Copy out the listing exactly.
* start *
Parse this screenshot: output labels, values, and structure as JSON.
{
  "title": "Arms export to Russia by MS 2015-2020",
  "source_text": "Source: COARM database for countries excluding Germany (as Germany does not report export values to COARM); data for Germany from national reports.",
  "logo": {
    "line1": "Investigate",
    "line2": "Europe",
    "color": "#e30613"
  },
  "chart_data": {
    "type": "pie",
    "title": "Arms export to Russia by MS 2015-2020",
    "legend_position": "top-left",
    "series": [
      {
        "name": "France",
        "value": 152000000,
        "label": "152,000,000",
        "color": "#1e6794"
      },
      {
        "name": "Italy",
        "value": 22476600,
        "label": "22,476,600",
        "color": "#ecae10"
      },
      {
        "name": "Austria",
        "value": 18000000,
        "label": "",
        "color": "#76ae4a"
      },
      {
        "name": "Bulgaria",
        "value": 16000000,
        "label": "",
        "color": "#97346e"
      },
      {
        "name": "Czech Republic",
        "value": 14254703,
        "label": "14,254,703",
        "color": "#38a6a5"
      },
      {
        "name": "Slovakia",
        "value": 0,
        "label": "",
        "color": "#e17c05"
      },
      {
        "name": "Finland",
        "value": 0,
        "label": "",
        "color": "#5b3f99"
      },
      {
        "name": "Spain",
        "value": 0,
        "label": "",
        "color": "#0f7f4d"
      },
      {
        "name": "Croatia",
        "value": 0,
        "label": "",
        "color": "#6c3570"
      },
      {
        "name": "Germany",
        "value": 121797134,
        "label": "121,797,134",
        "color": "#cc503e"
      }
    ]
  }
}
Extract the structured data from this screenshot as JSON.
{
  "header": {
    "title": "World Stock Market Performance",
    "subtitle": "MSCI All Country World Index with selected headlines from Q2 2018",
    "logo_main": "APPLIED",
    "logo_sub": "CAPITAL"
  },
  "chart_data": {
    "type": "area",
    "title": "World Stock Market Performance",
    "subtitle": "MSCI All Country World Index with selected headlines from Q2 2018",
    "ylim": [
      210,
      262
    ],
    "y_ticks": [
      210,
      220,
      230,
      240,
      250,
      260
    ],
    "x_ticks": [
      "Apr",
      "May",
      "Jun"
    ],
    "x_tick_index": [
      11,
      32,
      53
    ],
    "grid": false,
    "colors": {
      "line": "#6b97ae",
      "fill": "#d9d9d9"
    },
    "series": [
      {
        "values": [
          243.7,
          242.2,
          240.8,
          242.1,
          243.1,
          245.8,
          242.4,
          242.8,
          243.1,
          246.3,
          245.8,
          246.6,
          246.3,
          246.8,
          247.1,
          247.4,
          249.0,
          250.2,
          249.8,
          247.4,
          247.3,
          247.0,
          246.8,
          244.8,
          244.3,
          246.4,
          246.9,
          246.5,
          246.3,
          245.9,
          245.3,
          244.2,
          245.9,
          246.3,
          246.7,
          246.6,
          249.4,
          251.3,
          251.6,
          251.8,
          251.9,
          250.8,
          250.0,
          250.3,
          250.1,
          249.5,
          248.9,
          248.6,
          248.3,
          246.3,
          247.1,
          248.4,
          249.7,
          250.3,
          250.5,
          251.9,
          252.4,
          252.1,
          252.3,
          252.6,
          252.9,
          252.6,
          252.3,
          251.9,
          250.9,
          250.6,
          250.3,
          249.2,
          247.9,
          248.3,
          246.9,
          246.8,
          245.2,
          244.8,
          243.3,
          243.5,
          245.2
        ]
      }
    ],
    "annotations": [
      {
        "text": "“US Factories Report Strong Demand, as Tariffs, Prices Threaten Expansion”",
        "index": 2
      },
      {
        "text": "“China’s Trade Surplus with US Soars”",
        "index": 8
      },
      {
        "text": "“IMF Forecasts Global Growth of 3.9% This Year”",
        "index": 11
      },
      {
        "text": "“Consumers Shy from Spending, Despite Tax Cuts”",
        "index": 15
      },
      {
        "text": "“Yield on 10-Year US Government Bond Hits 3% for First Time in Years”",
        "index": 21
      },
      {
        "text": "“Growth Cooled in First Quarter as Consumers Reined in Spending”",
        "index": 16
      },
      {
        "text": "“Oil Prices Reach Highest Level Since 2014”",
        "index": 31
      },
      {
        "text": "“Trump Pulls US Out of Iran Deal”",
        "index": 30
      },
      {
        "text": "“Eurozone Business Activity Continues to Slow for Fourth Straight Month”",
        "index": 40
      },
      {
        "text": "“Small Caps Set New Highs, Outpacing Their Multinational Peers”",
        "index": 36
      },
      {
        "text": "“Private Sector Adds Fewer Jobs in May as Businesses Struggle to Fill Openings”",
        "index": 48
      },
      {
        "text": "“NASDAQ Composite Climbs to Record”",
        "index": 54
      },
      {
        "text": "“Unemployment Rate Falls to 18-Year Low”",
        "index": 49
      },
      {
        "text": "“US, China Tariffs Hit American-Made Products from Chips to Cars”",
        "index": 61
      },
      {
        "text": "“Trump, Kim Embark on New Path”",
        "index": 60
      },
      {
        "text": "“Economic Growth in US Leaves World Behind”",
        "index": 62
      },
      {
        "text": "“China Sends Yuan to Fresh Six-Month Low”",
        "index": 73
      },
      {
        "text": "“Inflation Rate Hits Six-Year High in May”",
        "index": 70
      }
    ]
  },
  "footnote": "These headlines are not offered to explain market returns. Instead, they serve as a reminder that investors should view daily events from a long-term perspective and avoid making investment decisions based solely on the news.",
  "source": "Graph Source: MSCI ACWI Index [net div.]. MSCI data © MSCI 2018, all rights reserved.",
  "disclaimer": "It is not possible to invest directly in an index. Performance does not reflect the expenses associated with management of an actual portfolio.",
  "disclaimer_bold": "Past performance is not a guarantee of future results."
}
* end *
▸ Written solution:
Parse this screenshot: output labels, values, and structure as JSON.
{
  "title": "Arms export to Russia by MS 2015-2020",
  "source_text": "Source: COARM database for countries excluding Germany (as Germany does not report export values to COARM); data for Germany from national reports.",
  "logo": {
    "line1": "Investigate",
    "line2": "Europe",
    "color": "#e30613"
  },
  "chart_data": {
    "type": "pie",
    "title": "Arms export to Russia by MS 2015-2020",
    "legend_position": "top-left",
    "series": [
      {
        "name": "France",
        "value": 152000000,
        "label": "152,000,000",
        "color": "#1e6794"
      },
      {
        "name": "Italy",
        "value": 22476600,
        "label": "22,476,600",
        "color": "#ecae10"
      },
      {
        "name": "Austria",
        "value": 18000000,
        "label": "",
        "color": "#76ae4a"
      },
      {
        "name": "Bulgaria",
        "value": 16000000,
        "label": "",
        "color": "#97346e"
      },
      {
        "name": "Czech Republic",
        "value": 14254703,
        "label": "14,254,703",
        "color": "#38a6a5"
      },
      {
        "name": "Slovakia",
        "value": 0,
        "label": "",
        "color": "#e17c05"
      },
      {
        "name": "Finland",
        "value": 0,
        "label": "",
        "color": "#5b3f99"
      },
      {
        "name": "Spain",
        "value": 0,
        "label": "",
        "color": "#0f7f4d"
      },
      {
        "name": "Croatia",
        "value": 0,
        "label": "",
        "color": "#6c3570"
      },
      {
        "name": "Germany",
        "value": 121797134,
        "label": "121,797,134",
        "color": "#cc503e"
      }
    ]
  }
}
Extract the structured data from this screenshot as JSON.
{
  "header": {
    "title": "World Stock Market Performance",
    "subtitle": "MSCI All Country World Index with selected headlines from Q2 2018",
    "logo_main": "APPLIED",
    "logo_sub": "CAPITAL"
  },
  "chart_data": {
    "type": "area",
    "title": "World Stock Market Performance",
    "subtitle": "MSCI All Country World Index with selected headlines from Q2 2018",
    "ylim": [
      210,
      262
    ],
    "y_ticks": [
      210,
      220,
      230,
      240,
      250,
      260
    ],
    "x_ticks": [
      "Apr",
      "May",
      "Jun"
    ],
    "x_tick_index": [
      11,
      32,
      53
    ],
    "grid": false,
    "colors": {
      "line": "#6b97ae",
      "fill": "#d9d9d9"
    },
    "series": [
      {
        "values": [
          243.7,
          242.2,
          240.8,
          242.1,
          243.1,
          245.8,
          242.4,
          242.8,
          243.1,
          246.3,
          245.8,
          246.6,
          246.3,
          246.8,
          247.1,
          247.4,
          249.0,
          250.2,
          249.8,
          247.4,
          247.3,
          247.0,
          246.8,
          244.8,
          244.3,
          246.4,
          246.9,
          246.5,
          246.3,
          245.9,
          245.3,
          244.2,
          245.9,
          246.3,
          246.7,
          246.6,
          249.4,
          251.3,
          251.6,
          251.8,
          251.9,
          250.8,
          250.0,
          250.3,
          250.1,
          249.5,
          248.9,
          248.6,
          248.3,
          246.3,
          247.1,
          248.4,
          249.7,
          250.3,
          250.5,
          251.9,
          252.4,
          252.1,
          252.3,
          252.6,
          252.9,
          252.6,
          252.3,
          251.9,
          250.9,
          250.6,
          250.3,
          249.2,
          247.9,
          248.3,
          246.9,
          246.8,
          245.2,
          244.8,
          243.3,
          243.5,
          245.2
        ]
      }
    ],
    "annotations": [
      {
        "text": "“US Factories Report Strong Demand, as Tariffs, Prices Threaten Expansion”",
        "index": 2
      },
      {
        "text": "“China’s Trade Surplus with US Soars”",
        "index": 8
      },
      {
        "text": "“IMF Forecasts Global Growth of 3.9% This Year”",
        "index": 11
      },
      {
        "text": "“Consumers Shy from Spending, Despite Tax Cuts”",
        "index": 15
      },
      {
        "text": "“Yield on 10-Year US Government Bond Hits 3% for First Time in Years”",
        "index": 21
      },
      {
        "text": "“Growth Cooled in First Quarter as Consumers Reined in Spending”",
        "index": 16
      },
      {
        "text": "“Oil Prices Reach Highest Level Since 2014”",
        "index": 31
      },
      {
        "text": "“Trump Pulls US Out of Iran Deal”",
        "index": 30
      },
      {
        "text": "“Eurozone Business Activity Continues to Slow for Fourth Straight Month”",
        "index": 40
      },
      {
        "text": "“Small Caps Set New Highs, Outpacing Their Multinational Peers”",
        "index": 36
      },
      {
        "text": "“Private Sector Adds Fewer Jobs in May as Businesses Struggle to Fill Openings”",
        "index": 48
      },
      {
        "text": "“NASDAQ Composite Climbs to Record”",
        "index": 54
      },
      {
        "text": "“Unemployment Rate Falls to 18-Year Low”",
        "index": 49
      },
      {
        "text": "“US, China Tariffs Hit American-Made Products from Chips to Cars”",
        "index": 61
      },
      {
        "text": "“Trump, Kim Embark on New Path”",
        "index": 60
      },
      {
        "text": "“Economic Growth in US Leaves World Behind”",
        "index": 62
      },
      {
        "text": "“China Sends Yuan to Fresh Six-Month Low”",
        "index": 73
      },
      {
        "text": "“Inflation Rate Hits Six-Year High in May”",
        "index": 70
      }
    ]
  },
  "footnote": "These headlines are not offered to explain market returns. Instead, they serve as a reminder that investors should view daily events from a long-term perspective and avoid making investment decisions based solely on the news.",
  "source": "Graph Source: MSCI ACWI Index [net div.]. MSCI data © MSCI 2018, all rights reserved.",
  "disclaimer": "It is not possible to invest directly in an index. Performance does not reflect the expenses associated with management of an actual portfolio.",
  "disclaimer_bold": "Past performance is not a guarantee of future results."
}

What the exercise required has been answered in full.